(Part of a data file)
__________________________________________________

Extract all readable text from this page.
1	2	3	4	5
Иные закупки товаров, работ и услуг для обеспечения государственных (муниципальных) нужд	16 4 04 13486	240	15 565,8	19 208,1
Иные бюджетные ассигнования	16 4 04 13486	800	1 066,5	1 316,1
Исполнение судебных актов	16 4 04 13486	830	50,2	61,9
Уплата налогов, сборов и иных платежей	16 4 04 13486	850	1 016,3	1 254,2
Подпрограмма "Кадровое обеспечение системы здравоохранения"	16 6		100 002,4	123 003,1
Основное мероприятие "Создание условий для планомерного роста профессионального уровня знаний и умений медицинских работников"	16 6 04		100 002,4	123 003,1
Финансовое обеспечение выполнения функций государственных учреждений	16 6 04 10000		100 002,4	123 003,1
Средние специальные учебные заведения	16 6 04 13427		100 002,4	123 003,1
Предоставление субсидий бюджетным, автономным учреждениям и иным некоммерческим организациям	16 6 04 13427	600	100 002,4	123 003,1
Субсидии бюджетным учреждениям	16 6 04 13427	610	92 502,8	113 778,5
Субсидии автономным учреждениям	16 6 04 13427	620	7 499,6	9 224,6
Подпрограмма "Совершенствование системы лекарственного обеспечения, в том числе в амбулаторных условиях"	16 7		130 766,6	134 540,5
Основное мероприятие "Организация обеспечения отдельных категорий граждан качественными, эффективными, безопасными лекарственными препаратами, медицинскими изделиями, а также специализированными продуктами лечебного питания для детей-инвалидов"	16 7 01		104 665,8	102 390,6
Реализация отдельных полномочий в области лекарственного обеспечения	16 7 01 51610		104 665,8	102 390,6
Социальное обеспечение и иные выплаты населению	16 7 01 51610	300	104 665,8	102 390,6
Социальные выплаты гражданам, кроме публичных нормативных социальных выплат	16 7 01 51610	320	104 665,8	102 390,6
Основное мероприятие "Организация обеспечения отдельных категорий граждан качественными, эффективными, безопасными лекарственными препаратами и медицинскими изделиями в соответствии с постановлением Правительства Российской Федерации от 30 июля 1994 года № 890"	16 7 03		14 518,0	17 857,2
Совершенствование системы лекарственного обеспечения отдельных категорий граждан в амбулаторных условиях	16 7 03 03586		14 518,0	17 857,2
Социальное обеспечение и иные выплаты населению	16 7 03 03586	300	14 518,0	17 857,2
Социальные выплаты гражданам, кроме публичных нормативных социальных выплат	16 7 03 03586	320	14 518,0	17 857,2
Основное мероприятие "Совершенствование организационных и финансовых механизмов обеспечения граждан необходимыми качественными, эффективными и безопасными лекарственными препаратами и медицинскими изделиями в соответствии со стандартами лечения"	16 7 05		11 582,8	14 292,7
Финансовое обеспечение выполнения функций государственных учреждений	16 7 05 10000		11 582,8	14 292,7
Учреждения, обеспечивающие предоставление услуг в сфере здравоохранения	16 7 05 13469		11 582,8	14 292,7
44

__________________________________________________

- Exercise details -
Copy out all of the lines above exactly.

- Completed task -
Extract all readable text from this page.
1	2	3	4	5
Иные закупки товаров, работ и услуг для обеспечения государственных (муниципальных) нужд	16 4 04 13486	240	15 565,8	19 208,1
Иные бюджетные ассигнования	16 4 04 13486	800	1 066,5	1 316,1
Исполнение судебных актов	16 4 04 13486	830	50,2	61,9
Уплата налогов, сборов и иных платежей	16 4 04 13486	850	1 016,3	1 254,2
Подпрограмма "Кадровое обеспечение системы здравоохранения"	16 6		100 002,4	123 003,1
Основное мероприятие "Создание условий для планомерного роста профессионального уровня знаний и умений медицинских работников"	16 6 04		100 002,4	123 003,1
Финансовое обеспечение выполнения функций государственных учреждений	16 6 04 10000		100 002,4	123 003,1
Средние специальные учебные заведения	16 6 04 13427		100 002,4	123 003,1
Предоставление субсидий бюджетным, автономным учреждениям и иным некоммерческим организациям	16 6 04 13427	600	100 002,4	123 003,1
Субсидии бюджетным учреждениям	16 6 04 13427	610	92 502,8	113 778,5
Субсидии автономным учреждениям	16 6 04 13427	620	7 499,6	9 224,6
Подпрограмма "Совершенствование системы лекарственного обеспечения, в том числе в амбулаторных условиях"	16 7		130 766,6	134 540,5
Основное мероприятие "Организация обеспечения отдельных категорий граждан качественными, эффективными, безопасными лекарственными препаратами, медицинскими изделиями, а также специализированными продуктами лечебного питания для детей-инвалидов"	16 7 01		104 665,8	102 390,6
Реализация отдельных полномочий в области лекарственного обеспечения	16 7 01 51610		104 665,8	102 390,6
Социальное обеспечение и иные выплаты населению	16 7 01 51610	300	104 665,8	102 390,6
Социальные выплаты гражданам, кроме публичных нормативных социальных выплат	16 7 01 51610	320	104 665,8	102 390,6
Основное мероприятие "Организация обеспечения отдельных категорий граждан качественными, эффективными, безопасными лекарственными препаратами и медицинскими изделиями в соответствии с постановлением Правительства Российской Федерации от 30 июля 1994 года № 890"	16 7 03		14 518,0	17 857,2
Совершенствование системы лекарственного обеспечения отдельных категорий граждан в амбулаторных условиях	16 7 03 03586		14 518,0	17 857,2
Социальное обеспечение и иные выплаты населению	16 7 03 03586	300	14 518,0	17 857,2
Социальные выплаты гражданам, кроме публичных нормативных социальных выплат	16 7 03 03586	320	14 518,0	17 857,2
Основное мероприятие "Совершенствование организационных и финансовых механизмов обеспечения граждан необходимыми качественными, эффективными и безопасными лекарственными препаратами и медицинскими изделиями в соответствии со стандартами лечения"	16 7 05		11 582,8	14 292,7
Финансовое обеспечение выполнения функций государственных учреждений	16 7 05 10000		11 582,8	14 292,7
Учреждения, обеспечивающие предоставление услуг в сфере здравоохранения	16 7 05 13469		11 582,8	14 292,7
44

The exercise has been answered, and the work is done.